**Material**
————
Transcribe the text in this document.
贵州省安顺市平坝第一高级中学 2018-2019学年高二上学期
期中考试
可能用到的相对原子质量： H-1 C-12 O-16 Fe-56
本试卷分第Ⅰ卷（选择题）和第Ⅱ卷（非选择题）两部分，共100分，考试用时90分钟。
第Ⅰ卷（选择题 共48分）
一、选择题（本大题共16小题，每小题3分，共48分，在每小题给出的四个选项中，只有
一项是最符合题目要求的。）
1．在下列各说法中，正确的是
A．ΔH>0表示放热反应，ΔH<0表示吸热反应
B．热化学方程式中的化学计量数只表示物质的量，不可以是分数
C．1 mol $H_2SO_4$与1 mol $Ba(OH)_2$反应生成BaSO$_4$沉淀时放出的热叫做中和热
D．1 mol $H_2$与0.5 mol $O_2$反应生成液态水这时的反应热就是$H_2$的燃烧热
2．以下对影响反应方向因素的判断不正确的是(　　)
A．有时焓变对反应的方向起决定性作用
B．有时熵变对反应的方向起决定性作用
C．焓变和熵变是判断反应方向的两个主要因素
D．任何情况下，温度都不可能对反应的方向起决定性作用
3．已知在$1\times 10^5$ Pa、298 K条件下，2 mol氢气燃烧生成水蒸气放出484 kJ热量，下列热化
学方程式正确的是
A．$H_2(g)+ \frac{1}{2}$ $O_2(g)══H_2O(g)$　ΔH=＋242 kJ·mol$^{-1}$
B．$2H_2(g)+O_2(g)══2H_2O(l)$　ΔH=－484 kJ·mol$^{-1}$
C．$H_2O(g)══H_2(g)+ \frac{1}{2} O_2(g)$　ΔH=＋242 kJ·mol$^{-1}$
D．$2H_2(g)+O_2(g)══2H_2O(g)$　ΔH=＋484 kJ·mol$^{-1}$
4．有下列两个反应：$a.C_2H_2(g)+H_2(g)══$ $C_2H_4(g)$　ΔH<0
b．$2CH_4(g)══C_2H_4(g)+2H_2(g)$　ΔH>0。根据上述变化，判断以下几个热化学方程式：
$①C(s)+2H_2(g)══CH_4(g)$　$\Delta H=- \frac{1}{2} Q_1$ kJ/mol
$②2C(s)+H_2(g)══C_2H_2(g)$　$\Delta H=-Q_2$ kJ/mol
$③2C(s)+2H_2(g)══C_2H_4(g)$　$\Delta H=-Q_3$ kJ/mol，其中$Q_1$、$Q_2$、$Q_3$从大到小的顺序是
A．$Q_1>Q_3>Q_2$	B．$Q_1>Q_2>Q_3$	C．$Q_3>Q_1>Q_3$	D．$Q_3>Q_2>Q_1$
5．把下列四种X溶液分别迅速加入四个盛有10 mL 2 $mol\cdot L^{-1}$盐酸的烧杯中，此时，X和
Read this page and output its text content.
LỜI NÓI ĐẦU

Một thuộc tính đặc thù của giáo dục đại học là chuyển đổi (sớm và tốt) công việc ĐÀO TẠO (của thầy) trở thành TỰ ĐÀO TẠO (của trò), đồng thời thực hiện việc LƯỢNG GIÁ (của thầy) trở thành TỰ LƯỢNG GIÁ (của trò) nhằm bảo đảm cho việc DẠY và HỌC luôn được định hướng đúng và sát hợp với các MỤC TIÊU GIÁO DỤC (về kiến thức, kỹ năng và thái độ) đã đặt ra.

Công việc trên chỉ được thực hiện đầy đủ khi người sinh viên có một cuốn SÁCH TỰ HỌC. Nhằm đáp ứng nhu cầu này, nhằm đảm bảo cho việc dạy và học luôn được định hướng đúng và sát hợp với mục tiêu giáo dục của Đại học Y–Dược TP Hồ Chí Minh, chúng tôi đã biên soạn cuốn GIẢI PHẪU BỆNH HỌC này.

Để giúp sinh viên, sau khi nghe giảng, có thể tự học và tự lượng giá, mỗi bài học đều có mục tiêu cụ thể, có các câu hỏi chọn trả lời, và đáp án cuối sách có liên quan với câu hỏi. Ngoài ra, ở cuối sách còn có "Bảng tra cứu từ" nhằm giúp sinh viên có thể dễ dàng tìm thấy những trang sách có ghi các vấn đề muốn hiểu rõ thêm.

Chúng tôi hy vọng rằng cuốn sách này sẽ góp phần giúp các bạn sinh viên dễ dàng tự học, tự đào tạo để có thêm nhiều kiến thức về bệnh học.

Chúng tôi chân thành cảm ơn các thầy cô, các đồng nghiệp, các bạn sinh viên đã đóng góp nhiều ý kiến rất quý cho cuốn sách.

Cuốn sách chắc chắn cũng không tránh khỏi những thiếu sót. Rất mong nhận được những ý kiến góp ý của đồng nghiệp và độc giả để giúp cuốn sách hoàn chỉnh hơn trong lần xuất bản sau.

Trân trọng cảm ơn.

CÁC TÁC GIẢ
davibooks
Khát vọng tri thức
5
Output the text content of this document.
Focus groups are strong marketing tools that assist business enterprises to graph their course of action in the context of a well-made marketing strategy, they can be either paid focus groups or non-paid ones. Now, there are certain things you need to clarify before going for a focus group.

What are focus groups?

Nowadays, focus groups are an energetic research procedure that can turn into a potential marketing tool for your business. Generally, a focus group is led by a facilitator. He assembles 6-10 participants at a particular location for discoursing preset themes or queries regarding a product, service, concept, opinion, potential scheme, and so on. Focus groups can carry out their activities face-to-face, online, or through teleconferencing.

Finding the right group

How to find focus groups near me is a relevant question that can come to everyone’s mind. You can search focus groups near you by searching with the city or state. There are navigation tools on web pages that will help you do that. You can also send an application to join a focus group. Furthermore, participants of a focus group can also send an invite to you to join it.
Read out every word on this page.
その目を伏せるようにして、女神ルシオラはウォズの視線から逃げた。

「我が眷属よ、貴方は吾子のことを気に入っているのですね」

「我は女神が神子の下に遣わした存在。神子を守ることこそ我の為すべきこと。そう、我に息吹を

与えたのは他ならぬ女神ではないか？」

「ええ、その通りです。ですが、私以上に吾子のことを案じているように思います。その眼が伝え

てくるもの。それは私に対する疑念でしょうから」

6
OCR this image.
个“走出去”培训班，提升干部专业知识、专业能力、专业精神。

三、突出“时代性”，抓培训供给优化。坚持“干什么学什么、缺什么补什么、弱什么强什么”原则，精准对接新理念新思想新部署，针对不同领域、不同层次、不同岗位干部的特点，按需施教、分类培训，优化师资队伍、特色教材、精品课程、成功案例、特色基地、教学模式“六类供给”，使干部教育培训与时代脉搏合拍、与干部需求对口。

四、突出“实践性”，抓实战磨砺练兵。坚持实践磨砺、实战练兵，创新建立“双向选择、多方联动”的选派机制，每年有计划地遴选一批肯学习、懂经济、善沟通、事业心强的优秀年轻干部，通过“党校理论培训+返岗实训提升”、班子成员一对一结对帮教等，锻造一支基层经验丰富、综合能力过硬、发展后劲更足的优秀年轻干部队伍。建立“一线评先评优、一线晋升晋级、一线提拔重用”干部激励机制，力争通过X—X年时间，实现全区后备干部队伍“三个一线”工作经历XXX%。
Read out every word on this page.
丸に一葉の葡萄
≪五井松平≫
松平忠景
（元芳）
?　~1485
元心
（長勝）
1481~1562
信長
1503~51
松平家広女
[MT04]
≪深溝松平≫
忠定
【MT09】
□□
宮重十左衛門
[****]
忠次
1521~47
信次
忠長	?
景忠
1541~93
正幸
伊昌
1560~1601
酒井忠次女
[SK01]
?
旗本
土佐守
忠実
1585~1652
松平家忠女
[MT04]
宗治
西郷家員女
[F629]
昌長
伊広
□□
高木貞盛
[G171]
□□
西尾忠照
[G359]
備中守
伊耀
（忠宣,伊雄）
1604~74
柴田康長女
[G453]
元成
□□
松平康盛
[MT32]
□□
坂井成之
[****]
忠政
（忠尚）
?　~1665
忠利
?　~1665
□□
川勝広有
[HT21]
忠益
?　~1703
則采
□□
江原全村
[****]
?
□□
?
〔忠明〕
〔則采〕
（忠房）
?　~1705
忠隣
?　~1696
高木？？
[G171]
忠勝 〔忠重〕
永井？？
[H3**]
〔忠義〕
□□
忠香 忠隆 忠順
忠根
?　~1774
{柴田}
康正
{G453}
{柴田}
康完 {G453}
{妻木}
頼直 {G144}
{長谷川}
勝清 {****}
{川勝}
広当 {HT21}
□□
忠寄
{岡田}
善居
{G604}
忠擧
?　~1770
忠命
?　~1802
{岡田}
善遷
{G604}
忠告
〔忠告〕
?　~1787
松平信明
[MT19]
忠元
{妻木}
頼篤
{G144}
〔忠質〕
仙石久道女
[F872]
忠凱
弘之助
————
**What to work on**
Return each line of the data that contains the string "frac".

**Task result**
A．$H_2(g)+ \frac{1}{2}$ $O_2(g)══H_2O(g)$　ΔH=＋242 kJ·mol$^{-1}$
C．$H_2O(g)══H_2(g)+ \frac{1}{2} O_2(g)$　ΔH=＋242 kJ·mol$^{-1}$
$①C(s)+2H_2(g)══CH_4(g)$　$\Delta H=- \frac{1}{2} Q_1$ kJ/mol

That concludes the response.